Exercise goal: Reproduce the listing below in its entirety. Change nothing.

(Data entries)
▬▬▬▬▬▬▬▬▬▬

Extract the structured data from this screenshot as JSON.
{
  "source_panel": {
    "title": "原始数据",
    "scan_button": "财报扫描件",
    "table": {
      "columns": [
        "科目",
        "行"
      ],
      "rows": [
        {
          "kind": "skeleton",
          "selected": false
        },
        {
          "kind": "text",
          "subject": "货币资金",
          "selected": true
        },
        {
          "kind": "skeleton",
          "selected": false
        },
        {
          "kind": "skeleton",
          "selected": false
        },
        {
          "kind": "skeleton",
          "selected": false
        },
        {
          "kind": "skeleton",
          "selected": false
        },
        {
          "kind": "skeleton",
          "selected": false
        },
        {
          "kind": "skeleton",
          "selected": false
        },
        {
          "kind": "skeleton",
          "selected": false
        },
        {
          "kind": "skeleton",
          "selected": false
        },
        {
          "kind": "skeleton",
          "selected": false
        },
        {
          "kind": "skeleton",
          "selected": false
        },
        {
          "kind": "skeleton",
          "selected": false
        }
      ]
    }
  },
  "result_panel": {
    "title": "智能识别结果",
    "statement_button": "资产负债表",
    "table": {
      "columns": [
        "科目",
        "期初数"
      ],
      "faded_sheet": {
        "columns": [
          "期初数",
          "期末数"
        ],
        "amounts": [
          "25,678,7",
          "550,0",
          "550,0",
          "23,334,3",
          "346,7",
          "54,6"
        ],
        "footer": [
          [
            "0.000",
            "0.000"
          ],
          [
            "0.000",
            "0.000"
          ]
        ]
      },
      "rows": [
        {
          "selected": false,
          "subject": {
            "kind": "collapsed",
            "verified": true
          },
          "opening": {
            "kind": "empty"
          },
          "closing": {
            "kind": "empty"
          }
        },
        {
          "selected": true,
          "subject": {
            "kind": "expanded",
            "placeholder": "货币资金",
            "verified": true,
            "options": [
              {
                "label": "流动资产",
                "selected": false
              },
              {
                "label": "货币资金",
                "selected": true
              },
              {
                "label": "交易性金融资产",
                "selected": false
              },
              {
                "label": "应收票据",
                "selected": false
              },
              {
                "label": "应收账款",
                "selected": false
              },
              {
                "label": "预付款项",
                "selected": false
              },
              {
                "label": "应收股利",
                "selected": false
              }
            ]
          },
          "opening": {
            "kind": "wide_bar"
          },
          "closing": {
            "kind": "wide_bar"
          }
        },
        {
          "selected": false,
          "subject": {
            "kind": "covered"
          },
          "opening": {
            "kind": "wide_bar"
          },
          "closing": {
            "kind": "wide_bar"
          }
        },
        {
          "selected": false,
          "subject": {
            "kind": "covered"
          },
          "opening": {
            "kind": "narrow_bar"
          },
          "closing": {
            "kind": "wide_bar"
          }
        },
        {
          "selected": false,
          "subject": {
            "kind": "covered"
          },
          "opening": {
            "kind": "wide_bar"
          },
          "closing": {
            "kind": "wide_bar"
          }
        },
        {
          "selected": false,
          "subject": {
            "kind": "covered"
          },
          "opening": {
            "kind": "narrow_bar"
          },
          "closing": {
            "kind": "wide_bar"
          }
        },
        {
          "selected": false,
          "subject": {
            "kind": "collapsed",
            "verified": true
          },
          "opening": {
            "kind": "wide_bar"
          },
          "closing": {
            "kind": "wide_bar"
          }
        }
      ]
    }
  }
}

▬▬▬▬▬▬▬▬▬▬

Final answer:
Extract the structured data from this screenshot as JSON.
{
  "source_panel": {
    "title": "原始数据",
    "scan_button": "财报扫描件",
    "table": {
      "columns": [
        "科目",
        "行"
      ],
      "rows": [
        {
          "kind": "skeleton",
          "selected": false
        },
        {
          "kind": "text",
          "subject": "货币资金",
          "selected": true
        },
        {
          "kind": "skeleton",
          "selected": false
        },
        {
          "kind": "skeleton",
          "selected": false
        },
        {
          "kind": "skeleton",
          "selected": false
        },
        {
          "kind": "skeleton",
          "selected": false
        },
        {
          "kind": "skeleton",
          "selected": false
        },
        {
          "kind": "skeleton",
          "selected": false
        },
        {
          "kind": "skeleton",
          "selected": false
        },
        {
          "kind": "skeleton",
          "selected": false
        },
        {
          "kind": "skeleton",
          "selected": false
        },
        {
          "kind": "skeleton",
          "selected": false
        },
        {
          "kind": "skeleton",
          "selected": false
        }
      ]
    }
  },
  "result_panel": {
    "title": "智能识别结果",
    "statement_button": "资产负债表",
    "table": {
      "columns": [
        "科目",
        "期初数"
      ],
      "faded_sheet": {
        "columns": [
          "期初数",
          "期末数"
        ],
        "amounts": [
          "25,678,7",
          "550,0",
          "550,0",
          "23,334,3",
          "346,7",
          "54,6"
        ],
        "footer": [
          [
            "0.000",
            "0.000"
          ],
          [
            "0.000",
            "0.000"
          ]
        ]
      },
      "rows": [
        {
          "selected": false,
          "subject": {
            "kind": "collapsed",
            "verified": true
          },
          "opening": {
            "kind": "empty"
          },
          "closing": {
            "kind": "empty"
          }
        },
        {
          "selected": true,
          "subject": {
            "kind": "expanded",
            "placeholder": "货币资金",
            "verified": true,
            "options": [
              {
                "label": "流动资产",
                "selected": false
              },
              {
                "label": "货币资金",
                "selected": true
              },
              {
                "label": "交易性金融资产",
                "selected": false
              },
              {
                "label": "应收票据",
                "selected": false
              },
              {
                "label": "应收账款",
                "selected": false
              },
              {
                "label": "预付款项",
                "selected": false
              },
              {
                "label": "应收股利",
                "selected": false
              }
            ]
          },
          "opening": {
            "kind": "wide_bar"
          },
          "closing": {
            "kind": "wide_bar"
          }
        },
        {
          "selected": false,
          "subject": {
            "kind": "covered"
          },
          "opening": {
            "kind": "wide_bar"
          },
          "closing": {
            "kind": "wide_bar"
          }
        },
        {
          "selected": false,
          "subject": {
            "kind": "covered"
          },
          "opening": {
            "kind": "narrow_bar"
          },
          "closing": {
            "kind": "wide_bar"
          }
        },
        {
          "selected": false,
          "subject": {
            "kind": "covered"
          },
          "opening": {
            "kind": "wide_bar"
          },
          "closing": {
            "kind": "wide_bar"
          }
        },
        {
          "selected": false,
          "subject": {
            "kind": "covered"
          },
          "opening": {
            "kind": "narrow_bar"
          },
          "closing": {
            "kind": "wide_bar"
          }
        },
        {
          "selected": false,
          "subject": {
            "kind": "collapsed",
            "verified": true
          },
          "opening": {
            "kind": "wide_bar"
          },
          "closing": {
            "kind": "wide_bar"
          }
        }
      ]
    }
  }
}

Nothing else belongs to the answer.